*Prompt:*
Repeat the lines that follow, leaving nothing out.

*Material shown:*

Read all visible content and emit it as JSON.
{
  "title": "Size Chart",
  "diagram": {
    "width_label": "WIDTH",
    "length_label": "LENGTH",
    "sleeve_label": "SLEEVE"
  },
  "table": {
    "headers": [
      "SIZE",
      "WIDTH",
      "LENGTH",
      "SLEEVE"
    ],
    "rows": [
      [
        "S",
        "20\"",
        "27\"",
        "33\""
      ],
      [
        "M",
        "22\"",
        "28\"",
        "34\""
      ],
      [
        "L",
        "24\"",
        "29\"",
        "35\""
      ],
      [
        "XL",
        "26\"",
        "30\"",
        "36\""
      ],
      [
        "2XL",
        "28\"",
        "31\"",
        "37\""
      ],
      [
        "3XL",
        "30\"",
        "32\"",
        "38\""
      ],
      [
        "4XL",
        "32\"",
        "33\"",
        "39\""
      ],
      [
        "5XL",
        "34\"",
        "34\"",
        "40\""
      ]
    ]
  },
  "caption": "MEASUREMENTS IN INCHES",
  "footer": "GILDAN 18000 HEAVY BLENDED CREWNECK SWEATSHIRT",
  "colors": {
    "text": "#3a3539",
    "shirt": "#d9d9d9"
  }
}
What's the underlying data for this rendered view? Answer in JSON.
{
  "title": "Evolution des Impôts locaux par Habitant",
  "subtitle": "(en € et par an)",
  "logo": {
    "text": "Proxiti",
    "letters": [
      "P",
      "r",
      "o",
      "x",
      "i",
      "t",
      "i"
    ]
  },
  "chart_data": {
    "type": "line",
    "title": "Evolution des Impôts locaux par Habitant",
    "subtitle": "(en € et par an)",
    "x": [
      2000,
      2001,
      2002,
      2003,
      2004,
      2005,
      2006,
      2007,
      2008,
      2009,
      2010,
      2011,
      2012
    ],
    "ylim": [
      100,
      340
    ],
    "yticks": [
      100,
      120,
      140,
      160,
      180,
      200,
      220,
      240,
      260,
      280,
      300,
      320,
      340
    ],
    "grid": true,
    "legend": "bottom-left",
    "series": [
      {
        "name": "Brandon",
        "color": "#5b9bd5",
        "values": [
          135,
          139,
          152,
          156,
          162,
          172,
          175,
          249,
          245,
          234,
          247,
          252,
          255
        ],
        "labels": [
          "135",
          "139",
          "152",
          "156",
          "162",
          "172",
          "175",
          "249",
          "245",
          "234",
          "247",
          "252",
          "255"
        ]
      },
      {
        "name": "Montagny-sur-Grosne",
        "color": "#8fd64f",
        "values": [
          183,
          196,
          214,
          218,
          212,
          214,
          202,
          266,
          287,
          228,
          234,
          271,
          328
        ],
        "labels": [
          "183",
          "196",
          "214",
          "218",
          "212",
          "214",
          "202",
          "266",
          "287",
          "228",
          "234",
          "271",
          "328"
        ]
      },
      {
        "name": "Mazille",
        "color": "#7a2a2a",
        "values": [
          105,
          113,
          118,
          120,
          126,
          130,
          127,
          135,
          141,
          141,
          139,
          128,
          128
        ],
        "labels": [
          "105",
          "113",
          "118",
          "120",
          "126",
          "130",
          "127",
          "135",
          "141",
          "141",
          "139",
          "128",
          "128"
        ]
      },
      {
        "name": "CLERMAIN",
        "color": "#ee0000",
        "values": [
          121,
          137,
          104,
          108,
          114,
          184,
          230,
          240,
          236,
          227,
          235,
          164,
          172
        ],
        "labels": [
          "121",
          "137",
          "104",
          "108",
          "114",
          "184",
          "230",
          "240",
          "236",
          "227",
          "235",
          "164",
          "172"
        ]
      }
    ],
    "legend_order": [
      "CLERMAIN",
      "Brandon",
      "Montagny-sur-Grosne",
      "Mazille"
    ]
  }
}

*Exercise response:*
Read all visible content and emit it as JSON.
{
  "title": "Size Chart",
  "diagram": {
    "width_label": "WIDTH",
    "length_label": "LENGTH",
    "sleeve_label": "SLEEVE"
  },
  "table": {
    "headers": [
      "SIZE",
      "WIDTH",
      "LENGTH",
      "SLEEVE"
    ],
    "rows": [
      [
        "S",
        "20\"",
        "27\"",
        "33\""
      ],
      [
        "M",
        "22\"",
        "28\"",
        "34\""
      ],
      [
        "L",
        "24\"",
        "29\"",
        "35\""
      ],
      [
        "XL",
        "26\"",
        "30\"",
        "36\""
      ],
      [
        "2XL",
        "28\"",
        "31\"",
        "37\""
      ],
      [
        "3XL",
        "30\"",
        "32\"",
        "38\""
      ],
      [
        "4XL",
        "32\"",
        "33\"",
        "39\""
      ],
      [
        "5XL",
        "34\"",
        "34\"",
        "40\""
      ]
    ]
  },
  "caption": "MEASUREMENTS IN INCHES",
  "footer": "GILDAN 18000 HEAVY BLENDED CREWNECK SWEATSHIRT",
  "colors": {
    "text": "#3a3539",
    "shirt": "#d9d9d9"
  }
}
What's the underlying data for this rendered view? Answer in JSON.
{
  "title": "Evolution des Impôts locaux par Habitant",
  "subtitle": "(en € et par an)",
  "logo": {
    "text": "Proxiti",
    "letters": [
      "P",
      "r",
      "o",
      "x",
      "i",
      "t",
      "i"
    ]
  },
  "chart_data": {
    "type": "line",
    "title": "Evolution des Impôts locaux par Habitant",
    "subtitle": "(en € et par an)",
    "x": [
      2000,
      2001,
      2002,
      2003,
      2004,
      2005,
      2006,
      2007,
      2008,
      2009,
      2010,
      2011,
      2012
    ],
    "ylim": [
      100,
      340
    ],
    "yticks": [
      100,
      120,
      140,
      160,
      180,
      200,
      220,
      240,
      260,
      280,
      300,
      320,
      340
    ],
    "grid": true,
    "legend": "bottom-left",
    "series": [
      {
        "name": "Brandon",
        "color": "#5b9bd5",
        "values": [
          135,
          139,
          152,
          156,
          162,
          172,
          175,
          249,
          245,
          234,
          247,
          252,
          255
        ],
        "labels": [
          "135",
          "139",
          "152",
          "156",
          "162",
          "172",
          "175",
          "249",
          "245",
          "234",
          "247",
          "252",
          "255"
        ]
      },
      {
        "name": "Montagny-sur-Grosne",
        "color": "#8fd64f",
        "values": [
          183,
          196,
          214,
          218,
          212,
          214,
          202,
          266,
          287,
          228,
          234,
          271,
          328
        ],
        "labels": [
          "183",
          "196",
          "214",
          "218",
          "212",
          "214",
          "202",
          "266",
          "287",
          "228",
          "234",
          "271",
          "328"
        ]
      },
      {
        "name": "Mazille",
        "color": "#7a2a2a",
        "values": [
          105,
          113,
          118,
          120,
          126,
          130,
          127,
          135,
          141,
          141,
          139,
          128,
          128
        ],
        "labels": [
          "105",
          "113",
          "118",
          "120",
          "126",
          "130",
          "127",
          "135",
          "141",
          "141",
          "139",
          "128",
          "128"
        ]
      },
      {
        "name": "CLERMAIN",
        "color": "#ee0000",
        "values": [
          121,
          137,
          104,
          108,
          114,
          184,
          230,
          240,
          236,
          227,
          235,
          164,
          172
        ],
        "labels": [
          "121",
          "137",
          "104",
          "108",
          "114",
          "184",
          "230",
          "240",
          "236",
          "227",
          "235",
          "164",
          "172"
        ]
      }
    ],
    "legend_order": [
      "CLERMAIN",
      "Brandon",
      "Montagny-sur-Grosne",
      "Mazille"
    ]
  }
}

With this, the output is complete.